> **TASK DESCRIPTION**
The entries below are to be written out again without alteration.

-- START AVAILABLE DATA --

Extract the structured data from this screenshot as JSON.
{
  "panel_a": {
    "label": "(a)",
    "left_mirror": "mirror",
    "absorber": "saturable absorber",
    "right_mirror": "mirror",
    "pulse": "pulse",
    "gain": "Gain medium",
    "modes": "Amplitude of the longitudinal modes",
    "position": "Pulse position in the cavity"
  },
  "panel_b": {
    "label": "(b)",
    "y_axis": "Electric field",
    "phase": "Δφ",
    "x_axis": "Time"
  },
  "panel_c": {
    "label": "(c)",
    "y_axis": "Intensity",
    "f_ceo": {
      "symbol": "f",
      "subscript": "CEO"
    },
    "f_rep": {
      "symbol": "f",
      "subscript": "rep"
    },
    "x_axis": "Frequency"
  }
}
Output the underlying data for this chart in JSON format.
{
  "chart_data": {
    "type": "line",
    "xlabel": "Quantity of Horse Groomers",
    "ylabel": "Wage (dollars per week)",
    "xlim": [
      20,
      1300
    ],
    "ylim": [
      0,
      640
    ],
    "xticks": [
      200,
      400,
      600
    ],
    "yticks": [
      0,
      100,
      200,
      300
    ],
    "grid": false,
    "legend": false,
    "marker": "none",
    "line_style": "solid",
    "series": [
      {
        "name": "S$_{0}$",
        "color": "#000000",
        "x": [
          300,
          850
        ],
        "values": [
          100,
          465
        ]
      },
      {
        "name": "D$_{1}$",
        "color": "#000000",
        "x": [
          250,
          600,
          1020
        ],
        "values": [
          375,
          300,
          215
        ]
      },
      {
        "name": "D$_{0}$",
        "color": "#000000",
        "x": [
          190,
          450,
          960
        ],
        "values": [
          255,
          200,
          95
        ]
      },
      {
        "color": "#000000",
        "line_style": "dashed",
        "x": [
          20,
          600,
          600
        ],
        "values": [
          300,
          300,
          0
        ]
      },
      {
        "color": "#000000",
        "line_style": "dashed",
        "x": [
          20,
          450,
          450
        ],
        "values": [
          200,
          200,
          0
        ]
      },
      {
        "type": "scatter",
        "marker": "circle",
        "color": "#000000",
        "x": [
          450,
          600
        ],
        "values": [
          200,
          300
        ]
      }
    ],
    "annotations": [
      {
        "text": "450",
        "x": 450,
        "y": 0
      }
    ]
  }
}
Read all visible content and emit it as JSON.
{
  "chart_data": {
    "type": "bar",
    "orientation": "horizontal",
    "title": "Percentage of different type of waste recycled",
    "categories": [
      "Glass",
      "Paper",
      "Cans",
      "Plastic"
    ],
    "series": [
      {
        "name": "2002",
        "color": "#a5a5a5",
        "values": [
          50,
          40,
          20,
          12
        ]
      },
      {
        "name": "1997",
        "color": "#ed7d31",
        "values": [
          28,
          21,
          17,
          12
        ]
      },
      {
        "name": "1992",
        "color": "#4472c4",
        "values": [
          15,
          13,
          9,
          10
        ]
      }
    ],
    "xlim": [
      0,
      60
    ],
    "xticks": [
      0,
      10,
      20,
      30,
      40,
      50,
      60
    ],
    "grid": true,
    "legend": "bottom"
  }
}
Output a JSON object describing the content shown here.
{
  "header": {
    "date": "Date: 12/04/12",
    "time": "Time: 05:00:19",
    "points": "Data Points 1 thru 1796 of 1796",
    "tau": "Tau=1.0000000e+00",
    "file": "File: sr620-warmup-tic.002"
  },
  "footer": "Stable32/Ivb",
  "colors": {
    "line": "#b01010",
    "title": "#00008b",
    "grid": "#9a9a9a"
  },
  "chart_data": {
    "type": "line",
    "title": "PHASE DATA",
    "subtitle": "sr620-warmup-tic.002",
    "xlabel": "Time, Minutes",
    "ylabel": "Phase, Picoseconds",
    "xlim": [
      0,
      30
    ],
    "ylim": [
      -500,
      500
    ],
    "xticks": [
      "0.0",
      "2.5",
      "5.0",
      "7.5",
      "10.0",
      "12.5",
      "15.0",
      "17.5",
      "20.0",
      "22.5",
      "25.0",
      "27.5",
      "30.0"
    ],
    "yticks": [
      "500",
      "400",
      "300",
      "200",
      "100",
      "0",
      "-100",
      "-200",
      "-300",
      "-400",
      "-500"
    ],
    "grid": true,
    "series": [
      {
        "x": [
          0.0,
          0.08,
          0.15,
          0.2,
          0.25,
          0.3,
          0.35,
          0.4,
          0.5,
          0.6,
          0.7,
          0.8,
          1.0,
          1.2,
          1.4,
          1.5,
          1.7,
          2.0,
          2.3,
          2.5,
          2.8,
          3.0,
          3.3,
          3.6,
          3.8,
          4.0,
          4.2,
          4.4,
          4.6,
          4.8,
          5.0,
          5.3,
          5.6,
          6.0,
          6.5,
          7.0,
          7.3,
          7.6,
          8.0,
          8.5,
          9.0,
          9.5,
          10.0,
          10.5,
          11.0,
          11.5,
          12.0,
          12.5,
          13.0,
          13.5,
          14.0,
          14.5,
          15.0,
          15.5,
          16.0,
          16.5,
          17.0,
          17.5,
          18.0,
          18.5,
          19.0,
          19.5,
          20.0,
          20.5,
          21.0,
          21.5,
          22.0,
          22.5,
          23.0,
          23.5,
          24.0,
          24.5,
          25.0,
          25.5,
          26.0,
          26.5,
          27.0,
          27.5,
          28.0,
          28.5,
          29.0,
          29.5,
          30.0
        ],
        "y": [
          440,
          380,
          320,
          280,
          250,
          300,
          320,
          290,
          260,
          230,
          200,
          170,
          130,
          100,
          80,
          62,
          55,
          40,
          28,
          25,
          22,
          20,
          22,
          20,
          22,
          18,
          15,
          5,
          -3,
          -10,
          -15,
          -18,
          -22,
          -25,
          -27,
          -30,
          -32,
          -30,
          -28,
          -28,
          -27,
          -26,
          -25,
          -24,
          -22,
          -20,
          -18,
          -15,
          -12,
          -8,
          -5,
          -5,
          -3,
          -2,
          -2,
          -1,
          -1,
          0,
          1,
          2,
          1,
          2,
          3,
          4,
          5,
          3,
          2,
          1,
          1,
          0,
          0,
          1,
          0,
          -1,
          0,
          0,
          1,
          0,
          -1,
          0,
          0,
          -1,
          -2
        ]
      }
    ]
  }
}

-- END AVAILABLE DATA --

> **RESPONSE TO THIS TASK**
Extract the structured data from this screenshot as JSON.
{
  "panel_a": {
    "label": "(a)",
    "left_mirror": "mirror",
    "absorber": "saturable absorber",
    "right_mirror": "mirror",
    "pulse": "pulse",
    "gain": "Gain medium",
    "modes": "Amplitude of the longitudinal modes",
    "position": "Pulse position in the cavity"
  },
  "panel_b": {
    "label": "(b)",
    "y_axis": "Electric field",
    "phase": "Δφ",
    "x_axis": "Time"
  },
  "panel_c": {
    "label": "(c)",
    "y_axis": "Intensity",
    "f_ceo": {
      "symbol": "f",
      "subscript": "CEO"
    },
    "f_rep": {
      "symbol": "f",
      "subscript": "rep"
    },
    "x_axis": "Frequency"
  }
}
Output the underlying data for this chart in JSON format.
{
  "chart_data": {
    "type": "line",
    "xlabel": "Quantity of Horse Groomers",
    "ylabel": "Wage (dollars per week)",
    "xlim": [
      20,
      1300
    ],
    "ylim": [
      0,
      640
    ],
    "xticks": [
      200,
      400,
      600
    ],
    "yticks": [
      0,
      100,
      200,
      300
    ],
    "grid": false,
    "legend": false,
    "marker": "none",
    "line_style": "solid",
    "series": [
      {
        "name": "S$_{0}$",
        "color": "#000000",
        "x": [
          300,
          850
        ],
        "values": [
          100,
          465
        ]
      },
      {
        "name": "D$_{1}$",
        "color": "#000000",
        "x": [
          250,
          600,
          1020
        ],
        "values": [
          375,
          300,
          215
        ]
      },
      {
        "name": "D$_{0}$",
        "color": "#000000",
        "x": [
          190,
          450,
          960
        ],
        "values": [
          255,
          200,
          95
        ]
      },
      {
        "color": "#000000",
        "line_style": "dashed",
        "x": [
          20,
          600,
          600
        ],
        "values": [
          300,
          300,
          0
        ]
      },
      {
        "color": "#000000",
        "line_style": "dashed",
        "x": [
          20,
          450,
          450
        ],
        "values": [
          200,
          200,
          0
        ]
      },
      {
        "type": "scatter",
        "marker": "circle",
        "color": "#000000",
        "x": [
          450,
          600
        ],
        "values": [
          200,
          300
        ]
      }
    ],
    "annotations": [
      {
        "text": "450",
        "x": 450,
        "y": 0
      }
    ]
  }
}
Read all visible content and emit it as JSON.
{
  "chart_data": {
    "type": "bar",
    "orientation": "horizontal",
    "title": "Percentage of different type of waste recycled",
    "categories": [
      "Glass",
      "Paper",
      "Cans",
      "Plastic"
    ],
    "series": [
      {
        "name": "2002",
        "color": "#a5a5a5",
        "values": [
          50,
          40,
          20,
          12
        ]
      },
      {
        "name": "1997",
        "color": "#ed7d31",
        "values": [
          28,
          21,
          17,
          12
        ]
      },
      {
        "name": "1992",
        "color": "#4472c4",
        "values": [
          15,
          13,
          9,
          10
        ]
      }
    ],
    "xlim": [
      0,
      60
    ],
    "xticks": [
      0,
      10,
      20,
      30,
      40,
      50,
      60
    ],
    "grid": true,
    "legend": "bottom"
  }
}
Output a JSON object describing the content shown here.
{
  "header": {
    "date": "Date: 12/04/12",
    "time": "Time: 05:00:19",
    "points": "Data Points 1 thru 1796 of 1796",
    "tau": "Tau=1.0000000e+00",
    "file": "File: sr620-warmup-tic.002"
  },
  "footer": "Stable32/Ivb",
  "colors": {
    "line": "#b01010",
    "title": "#00008b",
    "grid": "#9a9a9a"
  },
  "chart_data": {
    "type": "line",
    "title": "PHASE DATA",
    "subtitle": "sr620-warmup-tic.002",
    "xlabel": "Time, Minutes",
    "ylabel": "Phase, Picoseconds",
    "xlim": [
      0,
      30
    ],
    "ylim": [
      -500,
      500
    ],
    "xticks": [
      "0.0",
      "2.5",
      "5.0",
      "7.5",
      "10.0",
      "12.5",
      "15.0",
      "17.5",
      "20.0",
      "22.5",
      "25.0",
      "27.5",
      "30.0"
    ],
    "yticks": [
      "500",
      "400",
      "300",
      "200",
      "100",
      "0",
      "-100",
      "-200",
      "-300",
      "-400",
      "-500"
    ],
    "grid": true,
    "series": [
      {
        "x": [
          0.0,
          0.08,
          0.15,
          0.2,
          0.25,
          0.3,
          0.35,
          0.4,
          0.5,
          0.6,
          0.7,
          0.8,
          1.0,
          1.2,
          1.4,
          1.5,
          1.7,
          2.0,
          2.3,
          2.5,
          2.8,
          3.0,
          3.3,
          3.6,
          3.8,
          4.0,
          4.2,
          4.4,
          4.6,
          4.8,
          5.0,
          5.3,
          5.6,
          6.0,
          6.5,
          7.0,
          7.3,
          7.6,
          8.0,
          8.5,
          9.0,
          9.5,
          10.0,
          10.5,
          11.0,
          11.5,
          12.0,
          12.5,
          13.0,
          13.5,
          14.0,
          14.5,
          15.0,
          15.5,
          16.0,
          16.5,
          17.0,
          17.5,
          18.0,
          18.5,
          19.0,
          19.5,
          20.0,
          20.5,
          21.0,
          21.5,
          22.0,
          22.5,
          23.0,
          23.5,
          24.0,
          24.5,
          25.0,
          25.5,
          26.0,
          26.5,
          27.0,
          27.5,
          28.0,
          28.5,
          29.0,
          29.5,
          30.0
        ],
        "y": [
          440,
          380,
          320,
          280,
          250,
          300,
          320,
          290,
          260,
          230,
          200,
          170,
          130,
          100,
          80,
          62,
          55,
          40,
          28,
          25,
          22,
          20,
          22,
          20,
          22,
          18,
          15,
          5,
          -3,
          -10,
          -15,
          -18,
          -22,
          -25,
          -27,
          -30,
          -32,
          -30,
          -28,
          -28,
          -27,
          -26,
          -25,
          -24,
          -22,
          -20,
          -18,
          -15,
          -12,
          -8,
          -5,
          -5,
          -3,
          -2,
          -2,
          -1,
          -1,
          0,
          1,
          2,
          1,
          2,
          3,
          4,
          5,
          3,
          2,
          1,
          1,
          0,
          0,
          1,
          0,
          -1,
          0,
          0,
          1,
          0,
          -1,
          0,
          0,
          -1,
          -2
        ]
      }
    ]
  }
}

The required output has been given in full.